● **What to produce**
Tally the lines holding the word "name" and state the count by itself.

● **Recorded data**
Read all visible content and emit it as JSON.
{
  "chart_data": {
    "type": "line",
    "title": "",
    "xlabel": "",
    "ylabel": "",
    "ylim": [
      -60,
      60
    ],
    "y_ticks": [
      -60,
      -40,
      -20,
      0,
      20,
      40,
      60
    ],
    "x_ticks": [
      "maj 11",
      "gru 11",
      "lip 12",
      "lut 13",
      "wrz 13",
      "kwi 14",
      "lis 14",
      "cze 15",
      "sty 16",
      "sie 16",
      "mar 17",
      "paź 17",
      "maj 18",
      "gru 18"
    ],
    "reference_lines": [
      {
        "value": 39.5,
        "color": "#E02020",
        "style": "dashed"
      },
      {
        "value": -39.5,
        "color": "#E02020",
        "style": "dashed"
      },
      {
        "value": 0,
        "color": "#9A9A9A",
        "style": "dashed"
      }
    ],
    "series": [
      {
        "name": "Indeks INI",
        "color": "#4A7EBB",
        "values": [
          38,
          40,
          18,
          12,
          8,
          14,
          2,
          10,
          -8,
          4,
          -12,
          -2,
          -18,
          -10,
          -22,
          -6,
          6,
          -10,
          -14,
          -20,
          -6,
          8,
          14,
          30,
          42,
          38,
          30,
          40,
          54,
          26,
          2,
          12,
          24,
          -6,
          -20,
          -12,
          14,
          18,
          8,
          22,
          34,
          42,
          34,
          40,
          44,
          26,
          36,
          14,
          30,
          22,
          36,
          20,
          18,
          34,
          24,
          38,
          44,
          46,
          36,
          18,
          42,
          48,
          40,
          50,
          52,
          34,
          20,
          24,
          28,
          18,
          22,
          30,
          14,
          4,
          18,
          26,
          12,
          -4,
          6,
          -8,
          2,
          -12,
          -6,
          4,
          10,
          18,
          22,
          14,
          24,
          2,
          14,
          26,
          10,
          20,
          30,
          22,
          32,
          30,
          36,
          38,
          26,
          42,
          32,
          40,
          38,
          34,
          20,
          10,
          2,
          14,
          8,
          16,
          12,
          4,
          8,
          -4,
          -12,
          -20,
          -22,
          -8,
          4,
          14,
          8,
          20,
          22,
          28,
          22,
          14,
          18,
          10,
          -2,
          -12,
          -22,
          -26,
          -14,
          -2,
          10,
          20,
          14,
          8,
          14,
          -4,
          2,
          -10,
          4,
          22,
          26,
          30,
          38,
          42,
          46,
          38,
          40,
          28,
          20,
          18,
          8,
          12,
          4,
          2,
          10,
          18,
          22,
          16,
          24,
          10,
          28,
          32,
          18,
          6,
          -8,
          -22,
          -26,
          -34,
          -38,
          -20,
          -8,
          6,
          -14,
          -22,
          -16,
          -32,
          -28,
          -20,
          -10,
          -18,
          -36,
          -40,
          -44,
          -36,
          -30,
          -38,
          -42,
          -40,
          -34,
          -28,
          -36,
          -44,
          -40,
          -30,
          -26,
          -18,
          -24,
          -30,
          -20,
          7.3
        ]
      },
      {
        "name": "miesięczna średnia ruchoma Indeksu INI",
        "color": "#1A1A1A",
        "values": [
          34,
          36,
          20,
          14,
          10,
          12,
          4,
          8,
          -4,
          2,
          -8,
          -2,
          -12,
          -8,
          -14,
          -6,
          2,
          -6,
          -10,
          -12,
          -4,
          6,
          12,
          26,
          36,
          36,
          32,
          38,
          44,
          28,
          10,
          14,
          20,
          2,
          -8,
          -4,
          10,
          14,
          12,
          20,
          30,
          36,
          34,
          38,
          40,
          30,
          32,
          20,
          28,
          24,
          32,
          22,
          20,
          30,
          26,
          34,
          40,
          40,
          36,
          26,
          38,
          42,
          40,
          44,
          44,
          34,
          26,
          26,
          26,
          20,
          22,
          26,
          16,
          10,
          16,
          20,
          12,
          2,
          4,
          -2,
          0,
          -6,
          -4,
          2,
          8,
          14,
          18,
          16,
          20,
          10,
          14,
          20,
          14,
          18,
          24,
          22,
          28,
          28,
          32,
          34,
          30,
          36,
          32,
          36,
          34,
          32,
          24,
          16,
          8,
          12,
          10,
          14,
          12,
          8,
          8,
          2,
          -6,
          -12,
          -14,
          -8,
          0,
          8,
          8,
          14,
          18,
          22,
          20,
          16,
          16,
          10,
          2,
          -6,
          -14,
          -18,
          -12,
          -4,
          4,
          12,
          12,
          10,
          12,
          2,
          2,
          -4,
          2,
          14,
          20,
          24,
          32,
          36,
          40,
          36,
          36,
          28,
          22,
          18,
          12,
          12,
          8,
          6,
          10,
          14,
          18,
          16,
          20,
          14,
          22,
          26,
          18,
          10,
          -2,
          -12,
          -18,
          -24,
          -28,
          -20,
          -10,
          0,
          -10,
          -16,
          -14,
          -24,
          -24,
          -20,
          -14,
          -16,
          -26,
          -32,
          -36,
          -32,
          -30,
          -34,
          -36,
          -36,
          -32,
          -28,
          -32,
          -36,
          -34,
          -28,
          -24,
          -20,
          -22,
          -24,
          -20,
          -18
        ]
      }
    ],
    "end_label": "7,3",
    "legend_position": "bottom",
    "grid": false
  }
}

● **Solution to the exercise**
2